__DATA EXTRACT__.

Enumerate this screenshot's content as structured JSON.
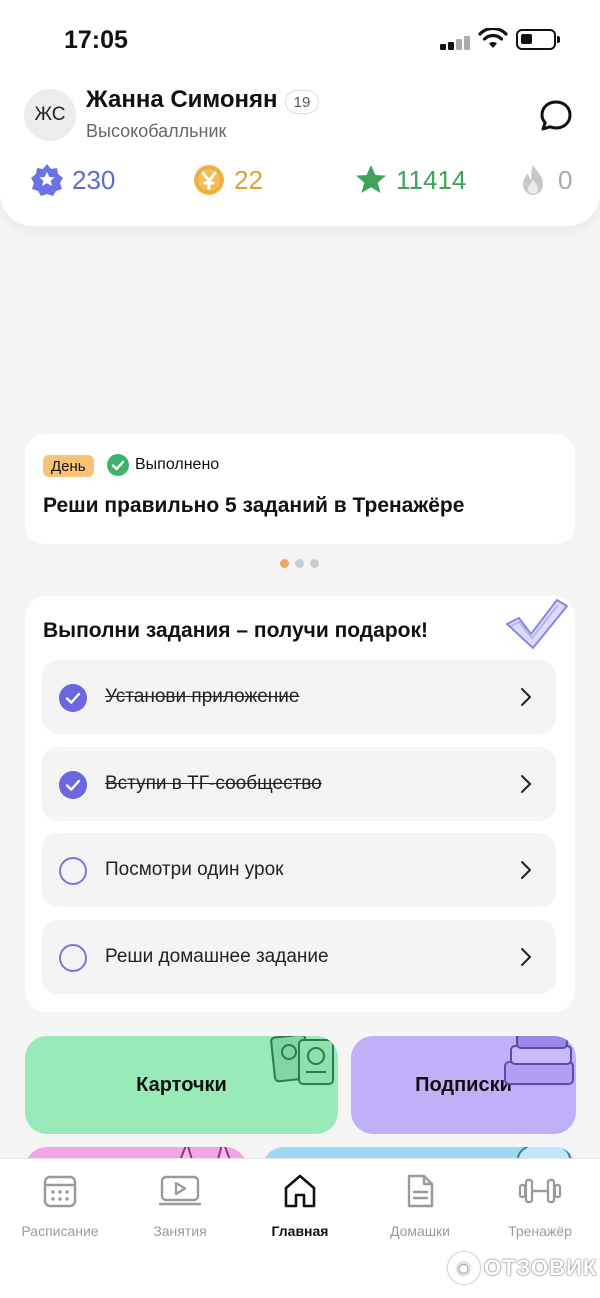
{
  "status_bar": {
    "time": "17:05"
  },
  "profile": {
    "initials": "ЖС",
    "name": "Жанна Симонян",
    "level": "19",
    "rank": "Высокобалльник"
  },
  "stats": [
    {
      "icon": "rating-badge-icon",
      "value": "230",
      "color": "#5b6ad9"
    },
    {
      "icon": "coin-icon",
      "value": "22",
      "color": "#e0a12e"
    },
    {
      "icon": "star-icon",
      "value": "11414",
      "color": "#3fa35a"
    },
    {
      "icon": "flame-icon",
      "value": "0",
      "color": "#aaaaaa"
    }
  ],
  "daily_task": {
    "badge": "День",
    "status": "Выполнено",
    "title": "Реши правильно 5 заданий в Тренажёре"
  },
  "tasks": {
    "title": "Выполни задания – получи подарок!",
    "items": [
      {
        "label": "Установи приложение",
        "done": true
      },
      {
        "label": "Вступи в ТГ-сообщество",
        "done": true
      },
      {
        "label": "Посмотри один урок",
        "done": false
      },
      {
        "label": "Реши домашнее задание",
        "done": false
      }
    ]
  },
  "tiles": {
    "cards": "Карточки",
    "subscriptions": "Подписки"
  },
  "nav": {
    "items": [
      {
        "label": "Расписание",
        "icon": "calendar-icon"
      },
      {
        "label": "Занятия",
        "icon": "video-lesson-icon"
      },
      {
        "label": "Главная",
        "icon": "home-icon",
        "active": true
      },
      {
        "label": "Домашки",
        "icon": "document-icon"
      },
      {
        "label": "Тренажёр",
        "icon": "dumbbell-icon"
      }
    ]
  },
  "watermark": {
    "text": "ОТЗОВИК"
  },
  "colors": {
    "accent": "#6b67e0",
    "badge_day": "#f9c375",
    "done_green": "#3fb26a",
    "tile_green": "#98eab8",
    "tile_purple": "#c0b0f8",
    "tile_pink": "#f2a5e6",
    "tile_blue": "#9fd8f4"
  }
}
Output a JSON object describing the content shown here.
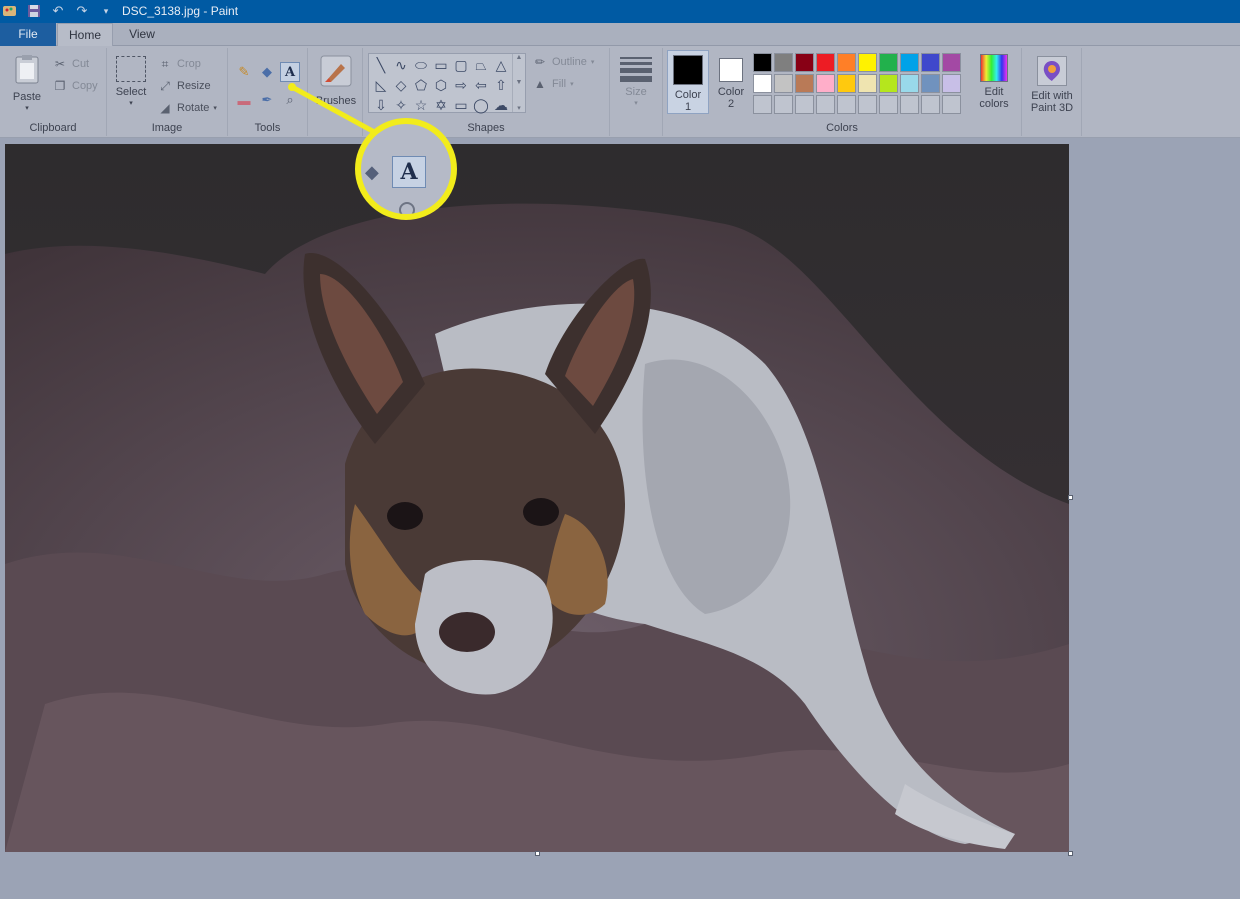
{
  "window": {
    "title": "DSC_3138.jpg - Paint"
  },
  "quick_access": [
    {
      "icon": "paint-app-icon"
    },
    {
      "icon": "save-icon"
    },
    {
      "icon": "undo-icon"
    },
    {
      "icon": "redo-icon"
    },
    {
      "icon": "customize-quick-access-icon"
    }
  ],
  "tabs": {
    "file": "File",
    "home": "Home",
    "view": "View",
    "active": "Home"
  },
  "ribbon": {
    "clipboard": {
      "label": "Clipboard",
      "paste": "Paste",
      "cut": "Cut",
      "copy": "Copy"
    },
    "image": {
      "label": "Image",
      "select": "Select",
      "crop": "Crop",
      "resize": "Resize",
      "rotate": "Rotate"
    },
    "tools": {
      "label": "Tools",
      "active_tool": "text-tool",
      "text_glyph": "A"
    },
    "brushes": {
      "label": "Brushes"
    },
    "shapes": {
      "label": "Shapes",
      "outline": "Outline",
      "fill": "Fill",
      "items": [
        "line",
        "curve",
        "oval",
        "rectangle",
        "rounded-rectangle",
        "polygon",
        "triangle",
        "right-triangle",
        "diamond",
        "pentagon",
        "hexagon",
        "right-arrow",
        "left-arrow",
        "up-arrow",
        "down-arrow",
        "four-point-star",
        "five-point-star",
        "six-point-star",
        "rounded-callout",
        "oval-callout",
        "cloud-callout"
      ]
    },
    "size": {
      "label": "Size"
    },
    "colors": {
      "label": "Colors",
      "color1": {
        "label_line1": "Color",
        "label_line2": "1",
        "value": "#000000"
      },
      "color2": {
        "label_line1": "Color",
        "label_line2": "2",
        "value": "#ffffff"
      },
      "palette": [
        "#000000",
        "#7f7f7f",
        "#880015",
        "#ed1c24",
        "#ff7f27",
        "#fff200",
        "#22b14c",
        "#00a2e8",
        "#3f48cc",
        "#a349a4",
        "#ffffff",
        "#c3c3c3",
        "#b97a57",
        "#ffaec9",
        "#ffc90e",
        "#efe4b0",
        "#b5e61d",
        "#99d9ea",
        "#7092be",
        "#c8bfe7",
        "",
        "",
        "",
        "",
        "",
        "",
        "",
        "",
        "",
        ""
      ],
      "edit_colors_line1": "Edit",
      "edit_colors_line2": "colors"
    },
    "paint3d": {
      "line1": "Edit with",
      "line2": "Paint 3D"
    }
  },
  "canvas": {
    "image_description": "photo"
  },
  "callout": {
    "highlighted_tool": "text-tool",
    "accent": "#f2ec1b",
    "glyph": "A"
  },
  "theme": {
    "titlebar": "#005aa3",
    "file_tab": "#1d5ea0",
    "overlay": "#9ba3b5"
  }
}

* * *

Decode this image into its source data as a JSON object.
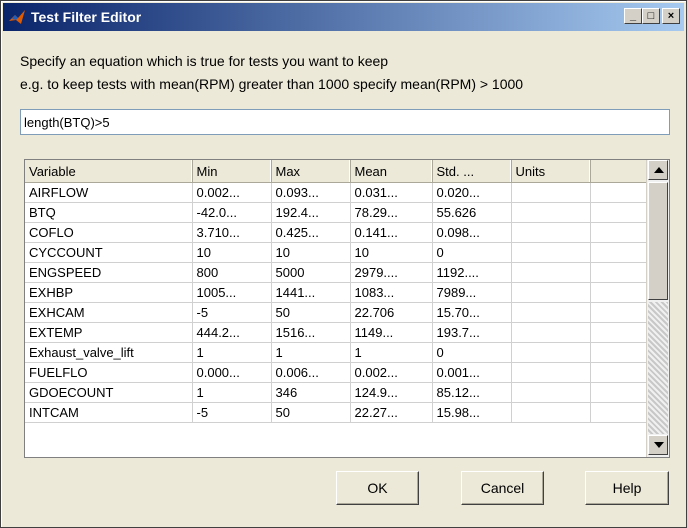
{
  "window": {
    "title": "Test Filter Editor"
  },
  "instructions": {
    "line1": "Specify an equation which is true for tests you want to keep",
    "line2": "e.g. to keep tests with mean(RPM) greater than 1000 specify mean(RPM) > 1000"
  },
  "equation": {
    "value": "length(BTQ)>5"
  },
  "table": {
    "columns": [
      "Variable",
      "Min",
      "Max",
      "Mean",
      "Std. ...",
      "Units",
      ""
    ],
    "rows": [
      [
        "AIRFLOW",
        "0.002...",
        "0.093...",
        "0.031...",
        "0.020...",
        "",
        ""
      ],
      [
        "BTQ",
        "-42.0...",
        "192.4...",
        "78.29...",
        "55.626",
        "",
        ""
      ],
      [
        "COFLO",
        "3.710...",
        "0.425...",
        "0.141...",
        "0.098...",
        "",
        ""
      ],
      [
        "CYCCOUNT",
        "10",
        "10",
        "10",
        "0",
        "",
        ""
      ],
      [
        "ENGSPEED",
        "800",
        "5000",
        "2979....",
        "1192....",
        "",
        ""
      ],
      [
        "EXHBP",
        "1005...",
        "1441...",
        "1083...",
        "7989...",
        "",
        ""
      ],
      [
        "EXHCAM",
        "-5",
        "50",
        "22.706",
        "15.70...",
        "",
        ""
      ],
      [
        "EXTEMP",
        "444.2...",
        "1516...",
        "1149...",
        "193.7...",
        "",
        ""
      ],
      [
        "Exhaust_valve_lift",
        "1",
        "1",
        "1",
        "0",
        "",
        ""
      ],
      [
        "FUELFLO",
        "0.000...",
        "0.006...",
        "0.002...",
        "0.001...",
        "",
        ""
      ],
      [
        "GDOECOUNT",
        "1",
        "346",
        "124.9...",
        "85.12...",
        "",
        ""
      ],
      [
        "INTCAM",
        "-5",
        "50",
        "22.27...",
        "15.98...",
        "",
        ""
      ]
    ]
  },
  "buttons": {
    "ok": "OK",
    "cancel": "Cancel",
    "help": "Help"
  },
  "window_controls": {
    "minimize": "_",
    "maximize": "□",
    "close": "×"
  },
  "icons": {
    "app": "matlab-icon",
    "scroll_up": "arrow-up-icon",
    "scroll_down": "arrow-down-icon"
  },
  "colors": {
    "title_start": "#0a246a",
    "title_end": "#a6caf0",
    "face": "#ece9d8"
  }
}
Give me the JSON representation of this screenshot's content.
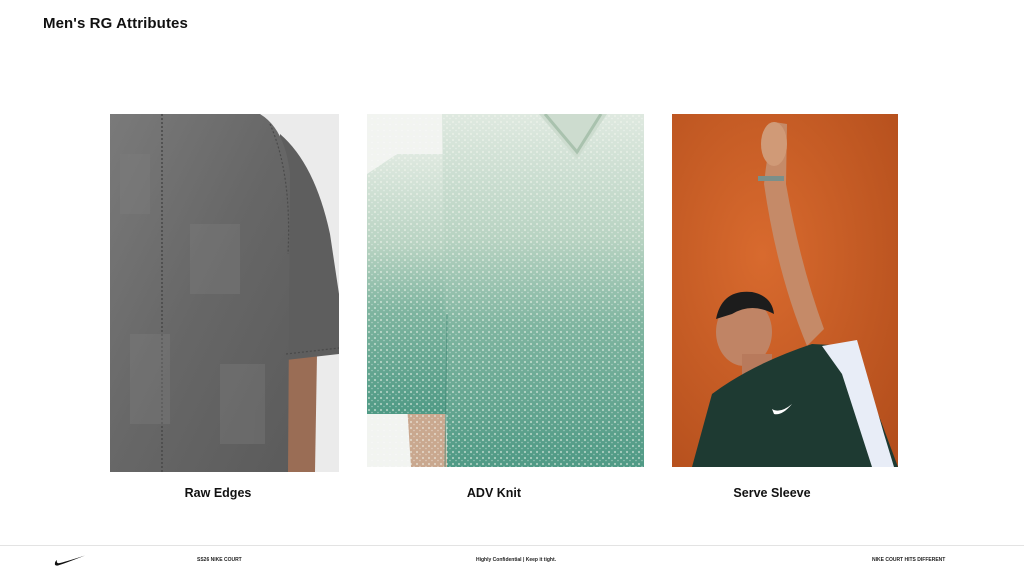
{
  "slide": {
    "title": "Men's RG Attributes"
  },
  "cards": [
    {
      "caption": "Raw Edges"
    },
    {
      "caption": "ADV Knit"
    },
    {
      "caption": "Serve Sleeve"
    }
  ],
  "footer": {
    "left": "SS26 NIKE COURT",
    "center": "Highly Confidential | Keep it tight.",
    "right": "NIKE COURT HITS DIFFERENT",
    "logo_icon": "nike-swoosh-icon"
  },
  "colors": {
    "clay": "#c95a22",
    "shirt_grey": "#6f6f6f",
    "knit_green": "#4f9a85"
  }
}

--

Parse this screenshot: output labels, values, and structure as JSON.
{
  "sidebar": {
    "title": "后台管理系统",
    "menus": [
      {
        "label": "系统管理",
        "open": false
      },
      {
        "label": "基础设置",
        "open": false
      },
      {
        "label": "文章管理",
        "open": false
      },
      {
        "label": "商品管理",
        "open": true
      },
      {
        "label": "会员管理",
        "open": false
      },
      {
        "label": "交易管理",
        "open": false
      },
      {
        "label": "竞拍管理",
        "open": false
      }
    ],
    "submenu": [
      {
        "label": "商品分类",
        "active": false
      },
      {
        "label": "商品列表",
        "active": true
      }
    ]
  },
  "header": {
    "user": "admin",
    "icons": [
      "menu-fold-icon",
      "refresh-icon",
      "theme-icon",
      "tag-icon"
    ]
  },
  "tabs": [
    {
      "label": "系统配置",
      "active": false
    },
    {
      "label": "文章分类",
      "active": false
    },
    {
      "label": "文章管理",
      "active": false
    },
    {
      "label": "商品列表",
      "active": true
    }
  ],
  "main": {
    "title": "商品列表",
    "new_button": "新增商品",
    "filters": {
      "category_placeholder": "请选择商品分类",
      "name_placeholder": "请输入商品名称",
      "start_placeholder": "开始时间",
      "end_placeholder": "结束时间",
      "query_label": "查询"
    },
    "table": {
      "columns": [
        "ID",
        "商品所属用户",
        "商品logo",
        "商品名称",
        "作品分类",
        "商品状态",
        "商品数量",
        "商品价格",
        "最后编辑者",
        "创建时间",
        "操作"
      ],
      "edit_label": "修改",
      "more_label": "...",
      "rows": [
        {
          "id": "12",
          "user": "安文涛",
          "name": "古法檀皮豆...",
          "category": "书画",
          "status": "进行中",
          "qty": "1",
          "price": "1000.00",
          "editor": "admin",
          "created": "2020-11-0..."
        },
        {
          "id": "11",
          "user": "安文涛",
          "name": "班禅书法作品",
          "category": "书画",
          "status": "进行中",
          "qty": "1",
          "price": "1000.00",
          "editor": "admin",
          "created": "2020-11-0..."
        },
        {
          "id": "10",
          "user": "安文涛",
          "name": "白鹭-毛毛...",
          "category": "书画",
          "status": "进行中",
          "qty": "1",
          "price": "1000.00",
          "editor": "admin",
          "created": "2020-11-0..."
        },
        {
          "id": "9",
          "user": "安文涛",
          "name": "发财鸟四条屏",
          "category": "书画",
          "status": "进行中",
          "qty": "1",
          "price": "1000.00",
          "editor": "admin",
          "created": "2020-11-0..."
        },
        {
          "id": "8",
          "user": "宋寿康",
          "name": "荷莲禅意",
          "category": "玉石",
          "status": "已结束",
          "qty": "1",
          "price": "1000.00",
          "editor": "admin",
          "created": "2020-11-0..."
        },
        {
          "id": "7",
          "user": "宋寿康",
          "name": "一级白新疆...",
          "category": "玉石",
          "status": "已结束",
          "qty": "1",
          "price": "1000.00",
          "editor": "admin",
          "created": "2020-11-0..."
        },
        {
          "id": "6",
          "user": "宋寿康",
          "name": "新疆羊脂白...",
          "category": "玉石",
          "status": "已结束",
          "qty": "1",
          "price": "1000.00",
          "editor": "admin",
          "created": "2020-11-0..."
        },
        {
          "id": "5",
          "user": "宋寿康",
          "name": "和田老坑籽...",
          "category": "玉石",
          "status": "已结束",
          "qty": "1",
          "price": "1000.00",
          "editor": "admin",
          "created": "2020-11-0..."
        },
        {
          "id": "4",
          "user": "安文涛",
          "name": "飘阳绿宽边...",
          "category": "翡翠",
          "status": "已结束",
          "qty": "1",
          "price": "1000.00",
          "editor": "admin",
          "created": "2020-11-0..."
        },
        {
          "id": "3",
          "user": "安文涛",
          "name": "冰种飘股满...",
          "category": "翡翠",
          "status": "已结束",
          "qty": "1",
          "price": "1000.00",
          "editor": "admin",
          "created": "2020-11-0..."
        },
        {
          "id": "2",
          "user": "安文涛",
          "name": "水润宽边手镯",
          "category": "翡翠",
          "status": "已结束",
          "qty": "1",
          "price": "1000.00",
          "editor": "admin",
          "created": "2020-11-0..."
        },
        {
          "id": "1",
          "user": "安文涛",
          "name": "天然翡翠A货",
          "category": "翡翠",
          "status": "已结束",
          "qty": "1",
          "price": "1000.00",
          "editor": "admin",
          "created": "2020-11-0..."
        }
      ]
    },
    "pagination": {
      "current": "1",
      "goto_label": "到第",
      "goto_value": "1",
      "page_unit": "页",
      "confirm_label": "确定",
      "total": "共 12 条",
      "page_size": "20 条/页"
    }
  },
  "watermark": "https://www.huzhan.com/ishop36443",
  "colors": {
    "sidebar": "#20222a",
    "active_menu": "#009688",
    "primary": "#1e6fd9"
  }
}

__WORK INSTRUCTIONS__.
Your answer should be one number: the count of lines in the data above that include the word "equation".

__CORRECT RESPONSE__.
2